Dataset items
________

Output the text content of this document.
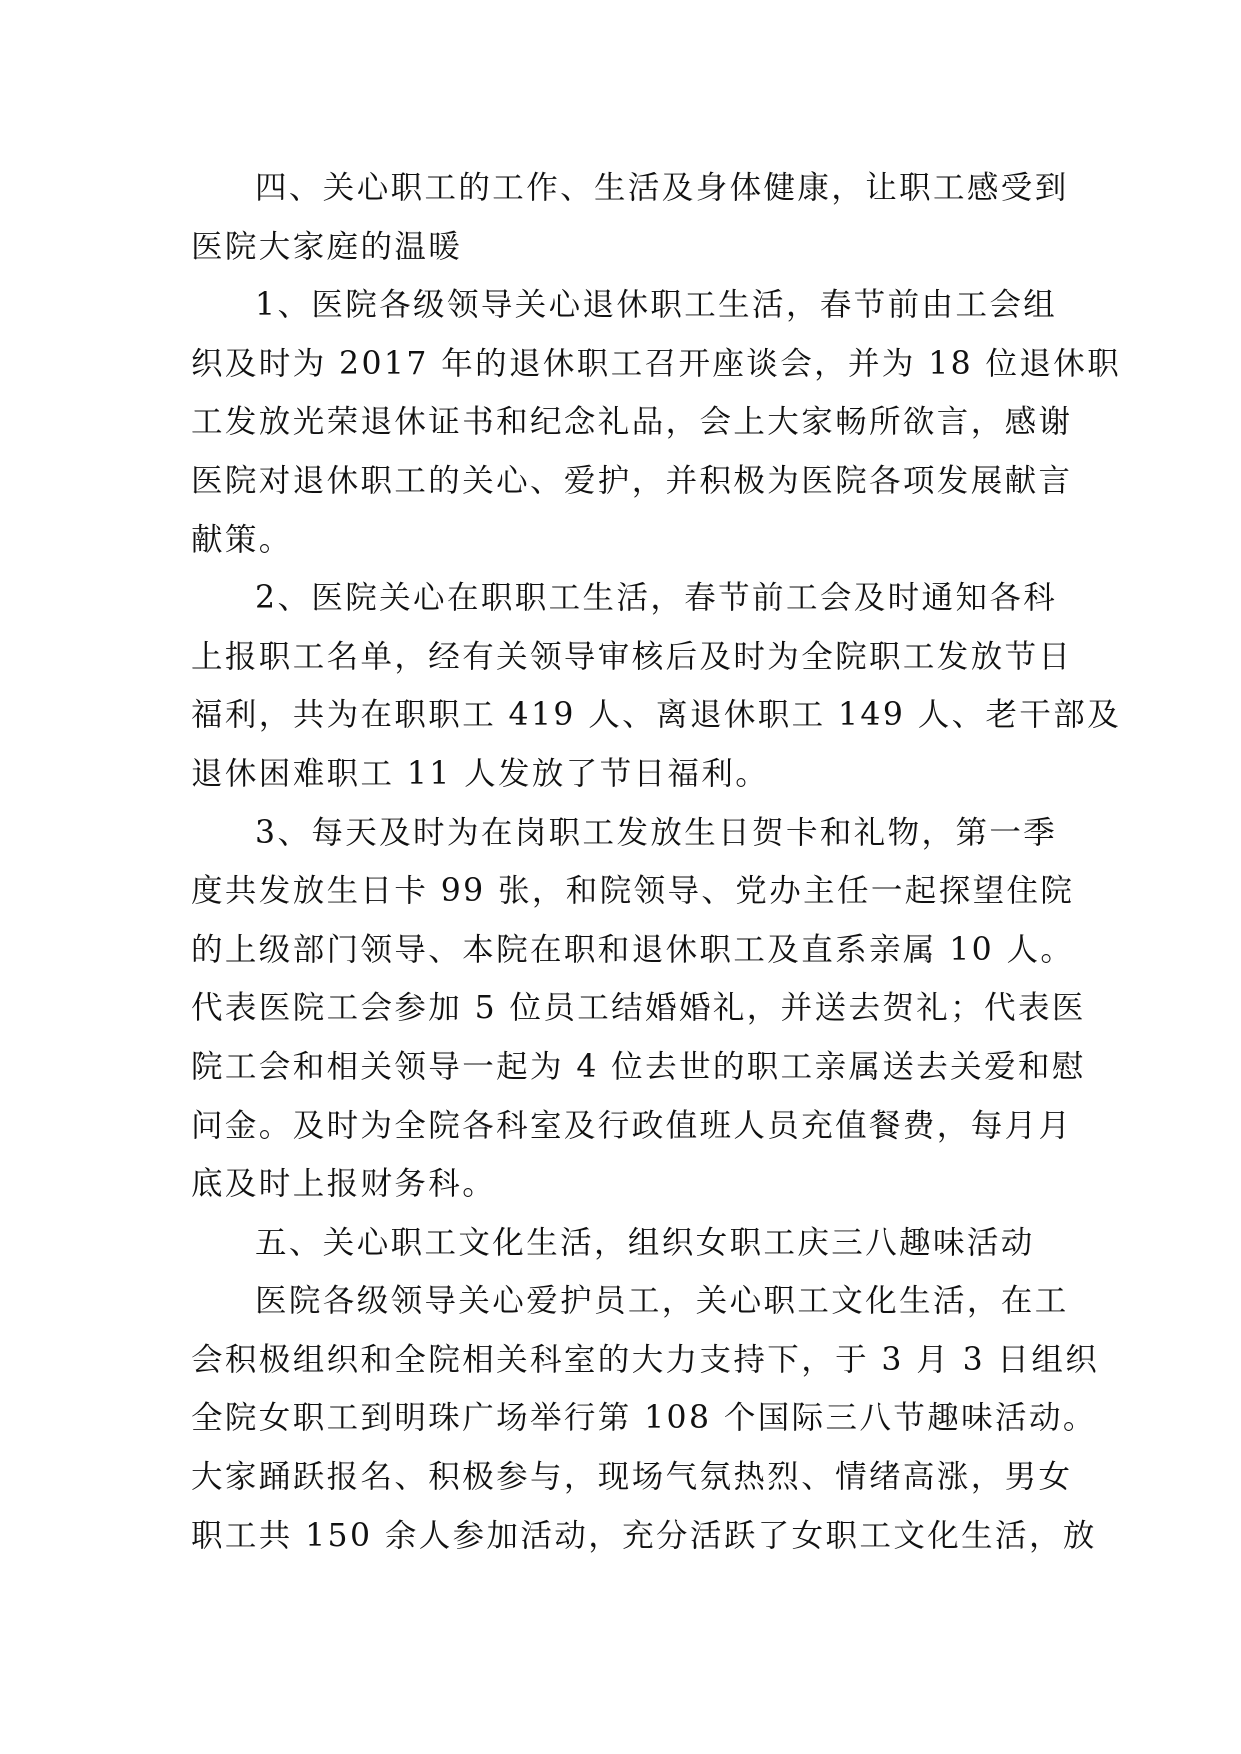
四、关心职工的工作、生活及身体健康，让职工感受到
医院大家庭的温暖
1、医院各级领导关心退休职工生活，春节前由工会组
织及时为 2017 年的退休职工召开座谈会，并为 18 位退休职
工发放光荣退休证书和纪念礼品，会上大家畅所欲言，感谢
医院对退休职工的关心、爱护，并积极为医院各项发展献言
献策。
2、医院关心在职职工生活，春节前工会及时通知各科
上报职工名单，经有关领导审核后及时为全院职工发放节日
福利，共为在职职工 419 人、离退休职工 149 人、老干部及
退休困难职工 11 人发放了节日福利。
3、每天及时为在岗职工发放生日贺卡和礼物，第一季
度共发放生日卡 99 张，和院领导、党办主任一起探望住院
的上级部门领导、本院在职和退休职工及直系亲属 10 人。
代表医院工会参加 5 位员工结婚婚礼，并送去贺礼；代表医
院工会和相关领导一起为 4 位去世的职工亲属送去关爱和慰
问金。及时为全院各科室及行政值班人员充值餐费，每月月
底及时上报财务科。
五、关心职工文化生活，组织女职工庆三八趣味活动
医院各级领导关心爱护员工，关心职工文化生活，在工
会积极组织和全院相关科室的大力支持下，于 3 月 3 日组织
全院女职工到明珠广场举行第 108 个国际三八节趣味活动。
大家踊跃报名、积极参与，现场气氛热烈、情绪高涨，男女
职工共 150 余人参加活动，充分活跃了女职工文化生活，放
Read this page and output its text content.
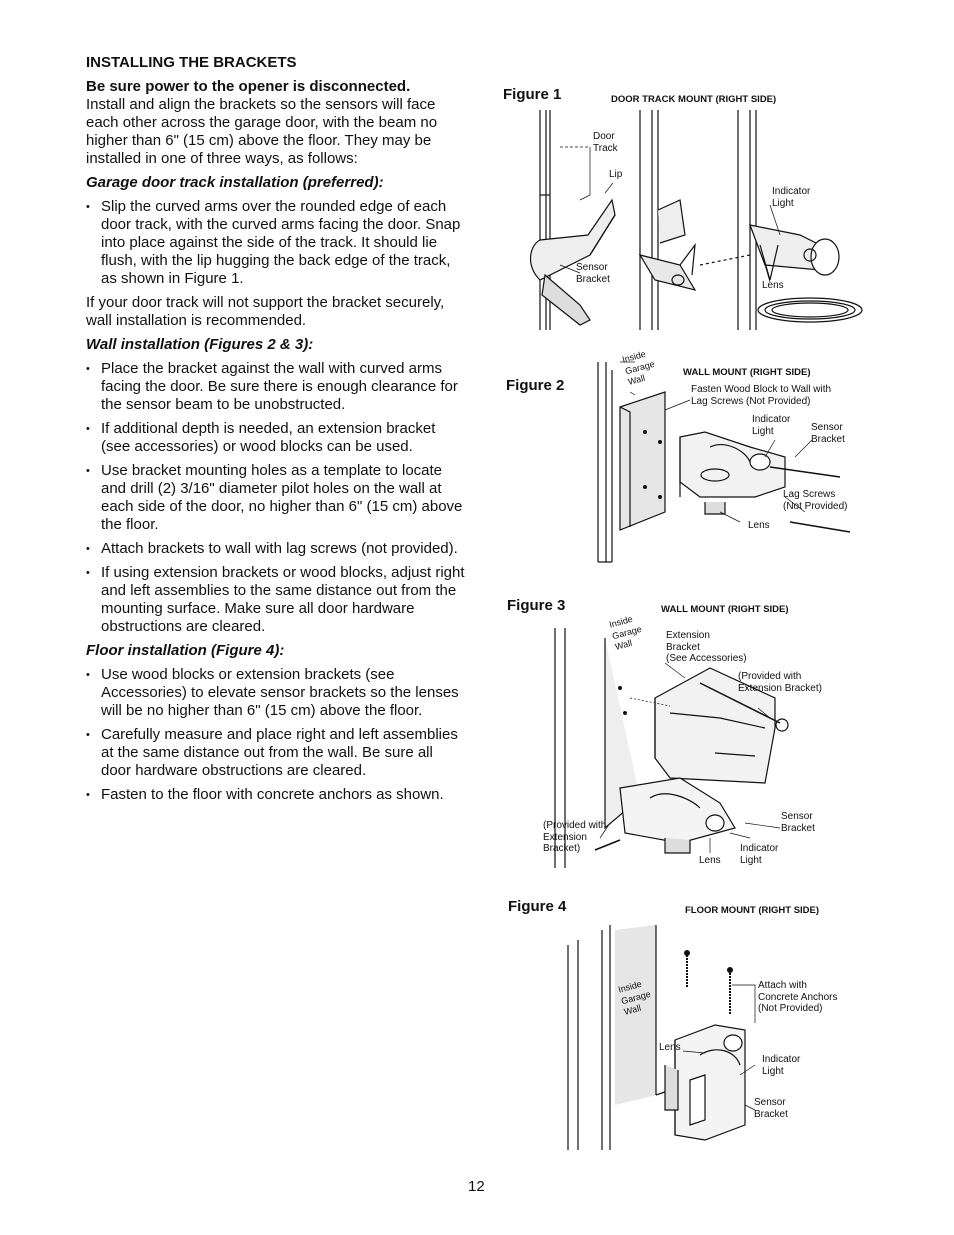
INSTALLING THE BRACKETS

Be sure power to the opener is disconnected.
Install and align the brackets so the sensors will face each other across the garage door, with the beam no higher than 6" (15 cm) above the floor. They may be installed in one of three ways, as follows:

Garage door track installation (preferred):
• Slip the curved arms over the rounded edge of each door track, with the curved arms facing the door. Snap into place against the side of the track. It should lie flush, with the lip hugging the back edge of the track, as shown in Figure 1.

If your door track will not support the bracket securely, wall installation is recommended.

Wall installation (Figures 2 & 3):
• Place the bracket against the wall with curved arms facing the door. Be sure there is enough clearance for the sensor beam to be unobstructed.
• If additional depth is needed, an extension bracket (see accessories) or wood blocks can be used.
• Use bracket mounting holes as a template to locate and drill (2) 3/16" diameter pilot holes on the wall at each side of the door, no higher than 6" (15 cm) above the floor.
• Attach brackets to wall with lag screws (not provided).
• If using extension brackets or wood blocks, adjust right and left assemblies to the same distance out from the mounting surface. Make sure all door hardware obstructions are cleared.
Floor installation (Figure 4):
• Use wood blocks or extension brackets (see Accessories) to elevate sensor brackets so the lenses will be no higher than 6" (15 cm) above the floor.
• Carefully measure and place right and left assemblies at the same distance out from the wall. Be sure all door hardware obstructions are cleared.
• Fasten to the floor with concrete anchors as shown.
Figure 1	DOOR TRACK MOUNT (RIGHT SIDE)
Door
Track
Lip
Sensor
Bracket
Indicator
Light
Lens
Figure 2
WALL MOUNT (RIGHT SIDE)
Inside
Garage
Wall
Fasten Wood Block to Wall with
Lag Screws (Not Provided)
Indicator
Light	Sensor
Bracket
Lag Screws
(Not Provided)
Lens
Figure 3	WALL MOUNT (RIGHT SIDE)
Inside
Garage
Wall
Extension
Bracket
(See Accessories)
(Provided with
Extension Bracket)
Sensor
Bracket
Indicator
Light
Lens
(Provided with
Extension
Bracket)
Figure 4	FLOOR MOUNT (RIGHT SIDE)
Inside
Garage
Wall
Attach with
Concrete Anchors
(Not Provided)
Lens
Indicator
Light
Sensor
Bracket
12
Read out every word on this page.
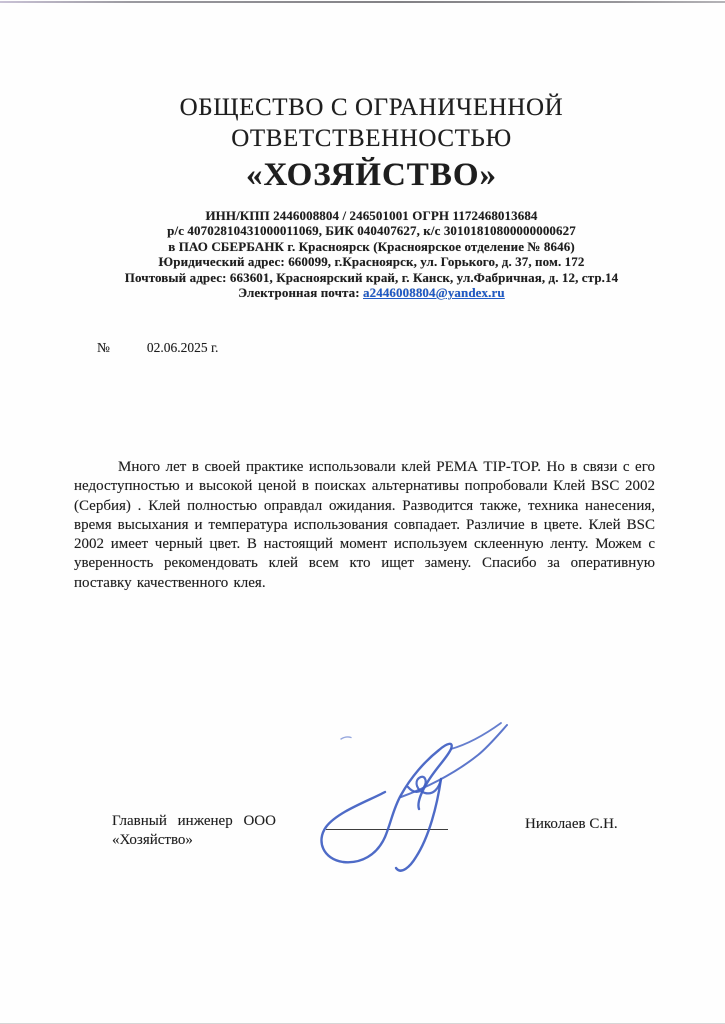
ОБЩЕСТВО С ОГРАНИЧЕННОЙ
ОТВЕТСТВЕННОСТЬЮ
«ХОЗЯЙСТВО»
ИНН/КПП 2446008804 / 246501001 ОГРН 1172468013684
р/с 40702810431000011069, БИК 040407627, к/с 30101810800000000627
в ПАО СБЕРБАНК г. Красноярск (Красноярское отделение № 8646)
Юридический адрес: 660099, г.Красноярск, ул. Горького, д. 37, пом. 172
Почтовый адрес: 663601, Красноярский край, г. Канск, ул.Фабричная, д. 12, стр.14
Электронная почта: a2446008804@yandex.ru
№	02.06.2025 г.
Много лет в своей практике использовали клей РЕМА TIP-TOP. Но в связи с его недоступностью и высокой ценой в поисках альтернативы попробовали Клей BSC 2002 (Сербия) . Клей полностью оправдал ожидания. Разводится также, техника нанесения, время высыхания и температура использования совпадает. Различие в цвете. Клей BSC 2002 имеет черный цвет. В настоящий момент используем склеенную ленту. Можем с уверенность рекомендовать клей всем кто ищет замену. Спасибо за оперативную поставку качественного клея.
Главный инженер ООО
«Хозяйство»
Николаев С.Н.
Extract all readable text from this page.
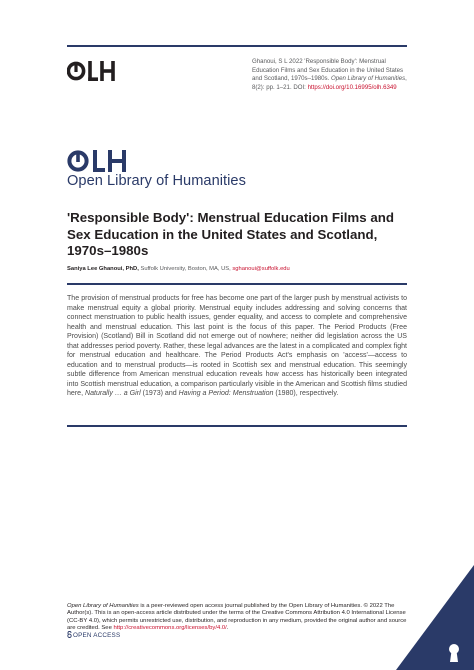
Ghanoui, S L 2022 'Responsible Body': Menstrual Education Films and Sex Education in the United States and Scotland, 1970s–1980s. Open Library of Humanities, 8(2): pp. 1–21. DOI: https://doi.org/10.16995/olh.6349
Open Library of Humanities
'Responsible Body': Menstrual Education Films and Sex Education in the United States and Scotland, 1970s–1980s
Saniya Lee Ghanoui, PhD, Suffolk University, Boston, MA, US, sghanoui@suffolk.edu

The provision of menstrual products for free has become one part of the larger push by menstrual activists to make menstrual equity a global priority. Menstrual equity includes addressing and solving concerns that connect menstruation to public health issues, gender equality, and access to complete and comprehensive health and menstrual education. This last point is the focus of this paper. The Period Products (Free Provision) (Scotland) Bill in Scotland did not emerge out of nowhere; neither did legislation across the US that addresses period poverty. Rather, these legal advances are the latest in a complicated and complex fight for menstrual education and healthcare. The Period Products Act's emphasis on 'access'—access to education and to menstrual products—is rooted in Scottish sex and menstrual education. This seemingly subtle difference from American menstrual education reveals how access has historically been integrated into Scottish menstrual education, a comparison particularly visible in the American and Scottish films studied here, Naturally … a Girl (1973) and Having a Period: Menstruation (1980), respectively.

Open Library of Humanities is a peer-reviewed open access journal published by the Open Library of Humanities. © 2022 The Author(s). This is an open-access article distributed under the terms of the Creative Commons Attribution 4.0 International License (CC-BY 4.0), which permits unrestricted use, distribution, and reproduction in any medium, provided the original author and source are credited. See http://creativecommons.org/licenses/by/4.0/.

OPEN ACCESS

________

*To be done*
Pictures don't belong in the copy. Restate all the entries exactly.

*Worked solution*
Output the text content of this document.
四、关心职工的工作、生活及身体健康，让职工感受到
医院大家庭的温暖
1、医院各级领导关心退休职工生活，春节前由工会组
织及时为 2017 年的退休职工召开座谈会，并为 18 位退休职
工发放光荣退休证书和纪念礼品，会上大家畅所欲言，感谢
医院对退休职工的关心、爱护，并积极为医院各项发展献言
献策。
2、医院关心在职职工生活，春节前工会及时通知各科
上报职工名单，经有关领导审核后及时为全院职工发放节日
福利，共为在职职工 419 人、离退休职工 149 人、老干部及
退休困难职工 11 人发放了节日福利。
3、每天及时为在岗职工发放生日贺卡和礼物，第一季
度共发放生日卡 99 张，和院领导、党办主任一起探望住院
的上级部门领导、本院在职和退休职工及直系亲属 10 人。
代表医院工会参加 5 位员工结婚婚礼，并送去贺礼；代表医
院工会和相关领导一起为 4 位去世的职工亲属送去关爱和慰
问金。及时为全院各科室及行政值班人员充值餐费，每月月
底及时上报财务科。
五、关心职工文化生活，组织女职工庆三八趣味活动
医院各级领导关心爱护员工，关心职工文化生活，在工
会积极组织和全院相关科室的大力支持下，于 3 月 3 日组织
全院女职工到明珠广场举行第 108 个国际三八节趣味活动。
大家踊跃报名、积极参与，现场气氛热烈、情绪高涨，男女
职工共 150 余人参加活动，充分活跃了女职工文化生活，放
Read this page and output its text content.
INSTALLING THE BRACKETS

Be sure power to the opener is disconnected.
Install and align the brackets so the sensors will face each other across the garage door, with the beam no higher than 6" (15 cm) above the floor. They may be installed in one of three ways, as follows:

Garage door track installation (preferred):
• Slip the curved arms over the rounded edge of each door track, with the curved arms facing the door. Snap into place against the side of the track. It should lie flush, with the lip hugging the back edge of the track, as shown in Figure 1.

If your door track will not support the bracket securely, wall installation is recommended.

Wall installation (Figures 2 & 3):
• Place the bracket against the wall with curved arms facing the door. Be sure there is enough clearance for the sensor beam to be unobstructed.
• If additional depth is needed, an extension bracket (see accessories) or wood blocks can be used.
• Use bracket mounting holes as a template to locate and drill (2) 3/16" diameter pilot holes on the wall at each side of the door, no higher than 6" (15 cm) above the floor.
• Attach brackets to wall with lag screws (not provided).
• If using extension brackets or wood blocks, adjust right and left assemblies to the same distance out from the mounting surface. Make sure all door hardware obstructions are cleared.
Floor installation (Figure 4):
• Use wood blocks or extension brackets (see Accessories) to elevate sensor brackets so the lenses will be no higher than 6" (15 cm) above the floor.
• Carefully measure and place right and left assemblies at the same distance out from the wall. Be sure all door hardware obstructions are cleared.
• Fasten to the floor with concrete anchors as shown.
Figure 1	DOOR TRACK MOUNT (RIGHT SIDE)
Door
Track
Lip
Sensor
Bracket
Indicator
Light
Lens
Figure 2
WALL MOUNT (RIGHT SIDE)
Inside
Garage
Wall
Fasten Wood Block to Wall with
Lag Screws (Not Provided)
Indicator
Light	Sensor
Bracket
Lag Screws
(Not Provided)
Lens
Figure 3	WALL MOUNT (RIGHT SIDE)
Inside
Garage
Wall
Extension
Bracket
(See Accessories)
(Provided with
Extension Bracket)
Sensor
Bracket
Indicator
Light
Lens
(Provided with
Extension
Bracket)
Figure 4	FLOOR MOUNT (RIGHT SIDE)
Inside
Garage
Wall
Attach with
Concrete Anchors
(Not Provided)
Lens
Indicator
Light
Sensor
Bracket
12
Read out every word on this page.
ОБЩЕСТВО С ОГРАНИЧЕННОЙ
ОТВЕТСТВЕННОСТЬЮ
«ХОЗЯЙСТВО»
ИНН/КПП 2446008804 / 246501001 ОГРН 1172468013684
р/с 40702810431000011069, БИК 040407627, к/с 30101810800000000627
в ПАО СБЕРБАНК г. Красноярск (Красноярское отделение № 8646)
Юридический адрес: 660099, г.Красноярск, ул. Горького, д. 37, пом. 172
Почтовый адрес: 663601, Красноярский край, г. Канск, ул.Фабричная, д. 12, стр.14
Электронная почта: a2446008804@yandex.ru
№	02.06.2025 г.
Много лет в своей практике использовали клей РЕМА TIP-TOP. Но в связи с его недоступностью и высокой ценой в поисках альтернативы попробовали Клей BSC 2002 (Сербия) . Клей полностью оправдал ожидания. Разводится также, техника нанесения, время высыхания и температура использования совпадает. Различие в цвете. Клей BSC 2002 имеет черный цвет. В настоящий момент используем склеенную ленту. Можем с уверенность рекомендовать клей всем кто ищет замену. Спасибо за оперативную поставку качественного клея.
Главный инженер ООО
«Хозяйство»
Николаев С.Н.
Extract all readable text from this page.
Ghanoui, S L 2022 'Responsible Body': Menstrual Education Films and Sex Education in the United States and Scotland, 1970s–1980s. Open Library of Humanities, 8(2): pp. 1–21. DOI: https://doi.org/10.16995/olh.6349
Open Library of Humanities
'Responsible Body': Menstrual Education Films and Sex Education in the United States and Scotland, 1970s–1980s
Saniya Lee Ghanoui, PhD, Suffolk University, Boston, MA, US, sghanoui@suffolk.edu

The provision of menstrual products for free has become one part of the larger push by menstrual activists to make menstrual equity a global priority. Menstrual equity includes addressing and solving concerns that connect menstruation to public health issues, gender equality, and access to complete and comprehensive health and menstrual education. This last point is the focus of this paper. The Period Products (Free Provision) (Scotland) Bill in Scotland did not emerge out of nowhere; neither did legislation across the US that addresses period poverty. Rather, these legal advances are the latest in a complicated and complex fight for menstrual education and healthcare. The Period Products Act's emphasis on 'access'—access to education and to menstrual products—is rooted in Scottish sex and menstrual education. This seemingly subtle difference from American menstrual education reveals how access has historically been integrated into Scottish menstrual education, a comparison particularly visible in the American and Scottish films studied here, Naturally … a Girl (1973) and Having a Period: Menstruation (1980), respectively.

Open Library of Humanities is a peer-reviewed open access journal published by the Open Library of Humanities. © 2022 The Author(s). This is an open-access article distributed under the terms of the Creative Commons Attribution 4.0 International License (CC-BY 4.0), which permits unrestricted use, distribution, and reproduction in any medium, provided the original author and source are credited. See http://creativecommons.org/licenses/by/4.0/.

OPEN ACCESS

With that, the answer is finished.